> _ENTRIES SUPPLIED_
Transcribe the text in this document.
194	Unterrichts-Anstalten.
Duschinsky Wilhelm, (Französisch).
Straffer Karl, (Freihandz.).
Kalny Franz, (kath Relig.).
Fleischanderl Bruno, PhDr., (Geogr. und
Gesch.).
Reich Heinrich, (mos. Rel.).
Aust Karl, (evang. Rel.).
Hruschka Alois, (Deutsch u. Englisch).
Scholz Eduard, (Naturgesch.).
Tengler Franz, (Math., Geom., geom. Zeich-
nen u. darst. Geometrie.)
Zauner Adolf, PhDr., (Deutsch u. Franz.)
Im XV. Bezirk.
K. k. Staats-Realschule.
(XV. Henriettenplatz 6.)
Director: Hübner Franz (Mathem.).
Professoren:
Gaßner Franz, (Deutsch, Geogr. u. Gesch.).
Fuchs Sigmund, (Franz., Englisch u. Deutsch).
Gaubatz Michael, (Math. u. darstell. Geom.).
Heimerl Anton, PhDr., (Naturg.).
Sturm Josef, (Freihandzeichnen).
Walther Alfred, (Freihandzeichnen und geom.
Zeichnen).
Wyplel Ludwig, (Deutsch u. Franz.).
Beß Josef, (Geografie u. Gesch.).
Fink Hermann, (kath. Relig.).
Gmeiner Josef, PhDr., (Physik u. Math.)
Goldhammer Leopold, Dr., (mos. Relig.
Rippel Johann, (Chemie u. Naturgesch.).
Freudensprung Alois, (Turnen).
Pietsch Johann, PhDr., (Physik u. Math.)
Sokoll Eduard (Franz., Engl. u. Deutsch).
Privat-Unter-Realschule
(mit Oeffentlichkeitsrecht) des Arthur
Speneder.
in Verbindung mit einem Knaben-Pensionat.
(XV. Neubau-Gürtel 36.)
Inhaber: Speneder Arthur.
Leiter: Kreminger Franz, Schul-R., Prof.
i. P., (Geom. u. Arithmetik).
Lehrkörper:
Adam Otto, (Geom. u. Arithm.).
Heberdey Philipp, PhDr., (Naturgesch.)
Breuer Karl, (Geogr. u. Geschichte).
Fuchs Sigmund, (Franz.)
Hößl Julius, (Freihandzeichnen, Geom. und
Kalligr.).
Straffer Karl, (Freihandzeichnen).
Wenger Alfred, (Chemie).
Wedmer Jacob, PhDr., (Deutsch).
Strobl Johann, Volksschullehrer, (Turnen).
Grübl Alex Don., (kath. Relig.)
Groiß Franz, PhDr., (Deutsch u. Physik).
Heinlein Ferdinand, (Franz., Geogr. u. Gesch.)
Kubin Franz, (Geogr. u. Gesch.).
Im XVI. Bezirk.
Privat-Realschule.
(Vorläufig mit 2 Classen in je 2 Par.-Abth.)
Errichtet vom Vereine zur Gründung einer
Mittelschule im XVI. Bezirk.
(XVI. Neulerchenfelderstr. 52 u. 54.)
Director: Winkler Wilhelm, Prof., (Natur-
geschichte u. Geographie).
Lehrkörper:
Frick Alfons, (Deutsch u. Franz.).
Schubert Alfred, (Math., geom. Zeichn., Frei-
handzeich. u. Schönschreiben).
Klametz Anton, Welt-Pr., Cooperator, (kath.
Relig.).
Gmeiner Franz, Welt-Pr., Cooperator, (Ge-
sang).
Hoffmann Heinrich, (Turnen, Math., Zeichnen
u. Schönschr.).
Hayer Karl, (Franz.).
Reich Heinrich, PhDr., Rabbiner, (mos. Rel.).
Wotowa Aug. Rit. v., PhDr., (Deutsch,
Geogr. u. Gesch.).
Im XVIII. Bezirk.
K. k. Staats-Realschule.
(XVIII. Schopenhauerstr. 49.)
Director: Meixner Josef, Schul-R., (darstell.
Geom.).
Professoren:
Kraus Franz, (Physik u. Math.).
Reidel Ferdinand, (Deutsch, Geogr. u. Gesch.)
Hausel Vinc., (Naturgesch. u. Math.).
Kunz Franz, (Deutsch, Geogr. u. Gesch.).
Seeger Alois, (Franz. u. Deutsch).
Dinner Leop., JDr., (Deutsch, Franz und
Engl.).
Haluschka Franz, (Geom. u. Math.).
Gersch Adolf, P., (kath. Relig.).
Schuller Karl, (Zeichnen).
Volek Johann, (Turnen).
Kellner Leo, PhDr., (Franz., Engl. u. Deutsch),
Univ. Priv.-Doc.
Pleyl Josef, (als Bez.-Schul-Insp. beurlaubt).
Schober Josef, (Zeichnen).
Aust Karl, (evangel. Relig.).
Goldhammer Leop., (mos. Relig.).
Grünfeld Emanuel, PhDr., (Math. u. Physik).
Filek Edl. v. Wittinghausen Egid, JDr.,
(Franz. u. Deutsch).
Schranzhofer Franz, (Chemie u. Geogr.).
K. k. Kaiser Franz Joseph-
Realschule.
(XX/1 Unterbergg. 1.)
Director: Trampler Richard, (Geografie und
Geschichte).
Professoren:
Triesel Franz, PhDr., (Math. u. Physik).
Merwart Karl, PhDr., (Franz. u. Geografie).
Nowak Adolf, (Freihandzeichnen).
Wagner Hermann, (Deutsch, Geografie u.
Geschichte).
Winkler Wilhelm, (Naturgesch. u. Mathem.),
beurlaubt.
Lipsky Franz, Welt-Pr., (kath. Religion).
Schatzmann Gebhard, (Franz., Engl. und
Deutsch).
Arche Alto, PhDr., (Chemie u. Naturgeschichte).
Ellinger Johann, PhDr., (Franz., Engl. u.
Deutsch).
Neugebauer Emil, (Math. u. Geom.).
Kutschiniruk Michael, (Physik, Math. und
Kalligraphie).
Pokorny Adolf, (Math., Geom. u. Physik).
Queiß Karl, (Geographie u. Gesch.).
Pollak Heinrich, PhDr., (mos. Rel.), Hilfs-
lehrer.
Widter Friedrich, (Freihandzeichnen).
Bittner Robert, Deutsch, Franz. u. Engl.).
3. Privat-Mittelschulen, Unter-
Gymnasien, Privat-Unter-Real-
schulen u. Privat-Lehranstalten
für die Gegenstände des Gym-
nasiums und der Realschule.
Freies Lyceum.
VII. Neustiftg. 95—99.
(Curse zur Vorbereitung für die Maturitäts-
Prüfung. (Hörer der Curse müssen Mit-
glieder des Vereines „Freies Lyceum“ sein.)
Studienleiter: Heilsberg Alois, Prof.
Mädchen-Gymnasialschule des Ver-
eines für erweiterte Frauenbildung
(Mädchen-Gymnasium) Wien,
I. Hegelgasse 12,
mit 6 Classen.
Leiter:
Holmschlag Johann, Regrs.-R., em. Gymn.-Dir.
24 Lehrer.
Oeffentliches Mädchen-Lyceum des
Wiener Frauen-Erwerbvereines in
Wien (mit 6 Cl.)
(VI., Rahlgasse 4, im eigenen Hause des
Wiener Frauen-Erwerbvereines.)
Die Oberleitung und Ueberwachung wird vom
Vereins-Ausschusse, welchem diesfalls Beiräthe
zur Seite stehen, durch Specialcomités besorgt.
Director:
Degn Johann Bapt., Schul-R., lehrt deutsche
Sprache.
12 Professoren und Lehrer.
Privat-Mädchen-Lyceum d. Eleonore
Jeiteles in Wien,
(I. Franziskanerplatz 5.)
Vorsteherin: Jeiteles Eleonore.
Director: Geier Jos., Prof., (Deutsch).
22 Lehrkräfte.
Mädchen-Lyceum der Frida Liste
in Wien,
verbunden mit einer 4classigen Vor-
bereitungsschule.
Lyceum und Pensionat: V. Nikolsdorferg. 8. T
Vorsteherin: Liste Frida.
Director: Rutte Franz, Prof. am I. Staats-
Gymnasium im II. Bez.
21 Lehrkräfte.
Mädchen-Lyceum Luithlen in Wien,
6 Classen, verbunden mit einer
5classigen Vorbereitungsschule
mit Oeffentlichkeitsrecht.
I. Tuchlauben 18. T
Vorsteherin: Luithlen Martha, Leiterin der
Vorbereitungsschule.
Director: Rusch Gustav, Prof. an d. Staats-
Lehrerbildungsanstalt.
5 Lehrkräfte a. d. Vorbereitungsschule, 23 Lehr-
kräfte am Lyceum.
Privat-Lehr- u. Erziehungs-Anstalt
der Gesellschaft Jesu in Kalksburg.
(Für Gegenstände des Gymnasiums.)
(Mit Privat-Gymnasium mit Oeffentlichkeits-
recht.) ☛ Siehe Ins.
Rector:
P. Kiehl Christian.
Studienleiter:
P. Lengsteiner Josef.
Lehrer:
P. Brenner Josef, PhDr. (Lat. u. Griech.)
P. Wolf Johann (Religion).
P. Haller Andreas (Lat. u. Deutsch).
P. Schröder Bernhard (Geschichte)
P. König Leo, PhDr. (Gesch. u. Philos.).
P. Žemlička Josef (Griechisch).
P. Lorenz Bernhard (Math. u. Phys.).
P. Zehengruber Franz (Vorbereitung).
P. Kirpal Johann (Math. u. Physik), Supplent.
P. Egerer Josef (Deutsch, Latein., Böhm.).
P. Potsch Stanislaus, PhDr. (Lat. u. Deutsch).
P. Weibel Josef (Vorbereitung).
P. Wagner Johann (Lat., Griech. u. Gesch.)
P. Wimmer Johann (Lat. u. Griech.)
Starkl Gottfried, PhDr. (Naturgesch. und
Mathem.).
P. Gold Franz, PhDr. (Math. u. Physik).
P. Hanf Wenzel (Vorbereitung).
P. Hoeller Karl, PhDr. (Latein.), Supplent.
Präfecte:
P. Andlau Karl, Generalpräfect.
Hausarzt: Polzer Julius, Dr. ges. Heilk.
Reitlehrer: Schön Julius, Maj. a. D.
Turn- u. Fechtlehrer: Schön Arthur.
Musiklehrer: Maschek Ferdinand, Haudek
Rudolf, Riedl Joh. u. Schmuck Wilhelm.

> _THE PROBLEM_
Using the material above, copy every line in which the string "Wilhelm" occurs.

> _SOLUTION_
Duschinsky Wilhelm, (Französisch).
Director: Winkler Wilhelm, Prof., (Natur-
Winkler Wilhelm, (Naturgesch. u. Mathem.),
Rudolf, Riedl Joh. u. Schmuck Wilhelm.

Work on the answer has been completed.